Text to read:
========================
Hadoop is by design a batch oriented system. Take a bunch of data, run a series of maps and reduces with it across X machines, and come back when it's done. A Hadoop cluster has high throughput and high latency. In other words, it takes a while, but a lot of stuff gets done.
At
work, I'm leading a team that is implementing a data processing pipeline. The primary use case that we need to address involves quickly handling changes in the entity data we care about -- people, places, and things that act or act upon other people, places and things. Specifically, this means:
- detect that there has been a change
- get the changed data into the system
- apply a series of transforms to it for downline rendering and searching systems
This use case requires a streaming solution. Each piece of data needs to be transformed and pushed into production relatively quickly. Note that there is an acceptable latency. If, for instance, if Famous Actor X dies, our system needs to detect it and update the data within the hour. However, detecting/updating data within a day would be too slow to be useful to someone wanting to know what was up with Famous Actor X.
At first glance, Hadoop is not a good fit for this solution. It takes file based inputs and produces file based outputs, so any individual piece of data moving though the system is limited by the speed at which an entire input set can be run through a cluster.
However, Hadoop has the following features that make it ideal for distributing work.
- The MapReduce abstraction is a very powerful one that can be applied to many different kinds of data transformation problems.
- The primary Mapper And Reducer interfaces are simple enough to allow many different developers to ramp up on the system in minimal time.
- HDFS allows the developer to not worry about where they put job data.
- Cluster setup and maintenance, thanks to companies like Cloudera (who fixed the issues I was seeing with S3, thanks!), is taken care of.
- The logic around distributing the work is completely partitioned away from the business logic that actually comprises the work.
- Jobs that fail are re-attempted.
- I'm sure there's more..
As our system scales, we can only assume that the number of concurrent inputs and therefore the system load will grow. If we were to take the lowest initial effort route and write our own multithreaded scheduler, we would have a much more straightforward solution.
========================
Task material:
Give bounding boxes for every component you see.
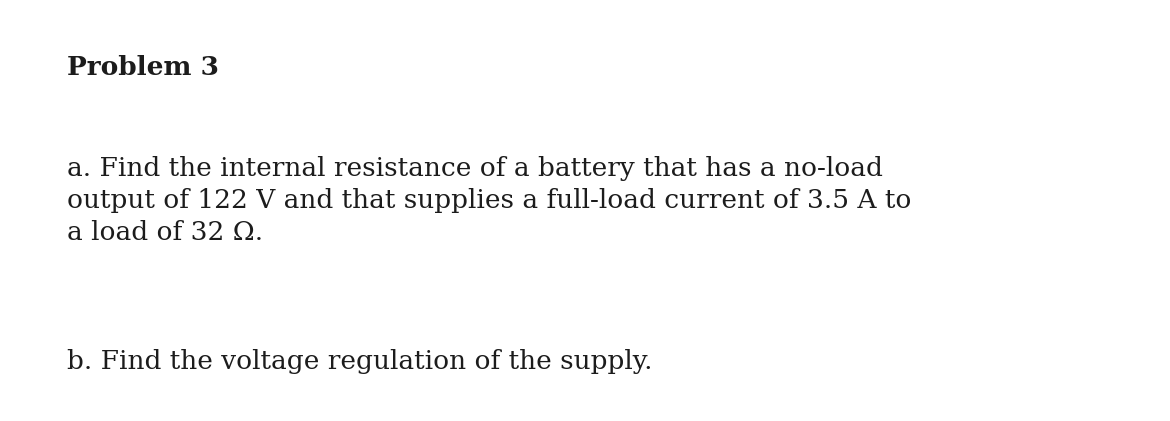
Text: a. Find the internal resistance of a battery that has a no-load
output of 122 V : a. Find the internal resistance of a bat…: [67, 156, 911, 245]
Text: b. Find the voltage regulation of the supply.: b. Find the voltage regulation of the su…: [67, 349, 652, 374]
Text: Problem 3: Problem 3: [67, 55, 219, 80]
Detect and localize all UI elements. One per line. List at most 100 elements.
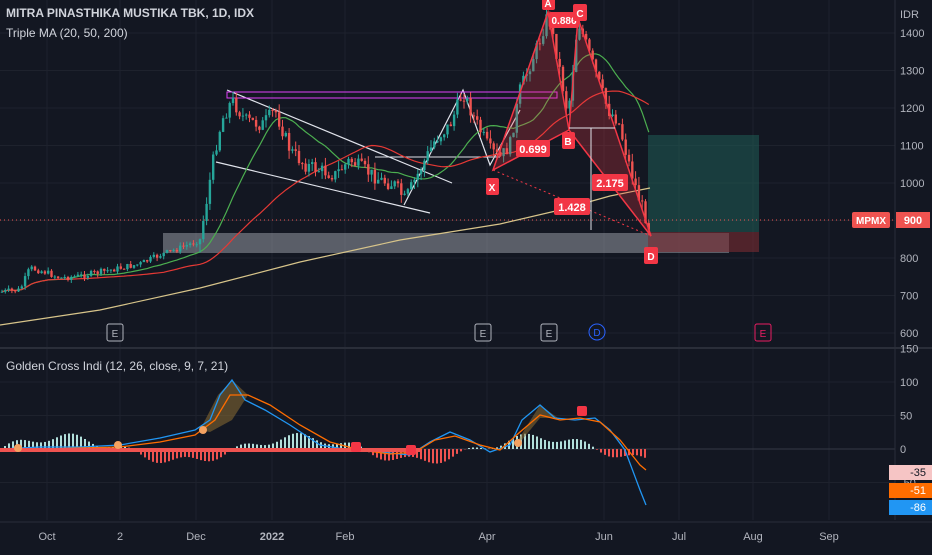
========================
Task list:
1. In the Hadoop text, repeat the passage from "However, Hadoop has" up to and including "data transformation problems.", substituting "flexible" for "powerful".
2. Render every line of all the entries above as a Markdown table with the columns Row and Line, giving each line a row number, skipping blank lines and omitting the pictures.

Response list:
1.
However, Hadoop has the following features that make it ideal for distributing work.
- The MapReduce abstraction is a very flexible one that can be applied to many different kinds of data transformation problems.

2.
| Row | Line |
|---|---|
| 1 | Give bounding boxes for every component you see. |
| 2 | Text: a. Find the internal resistance of a battery that has a no-load |
| 3 | output of 122 V : a. Find the internal resistance of a bat…: [67, 156, 911, 245] |
| 4 | Text: b. Find the voltage regulation of the supply.: b. Find the voltage regulation of the su…: [67, 349, 652, 374] |
| 5 | Text: Problem 3: Problem 3: [67, 55, 219, 80] |
| 6 | Detect and localize all UI elements. One per line. List at most 100 elements. |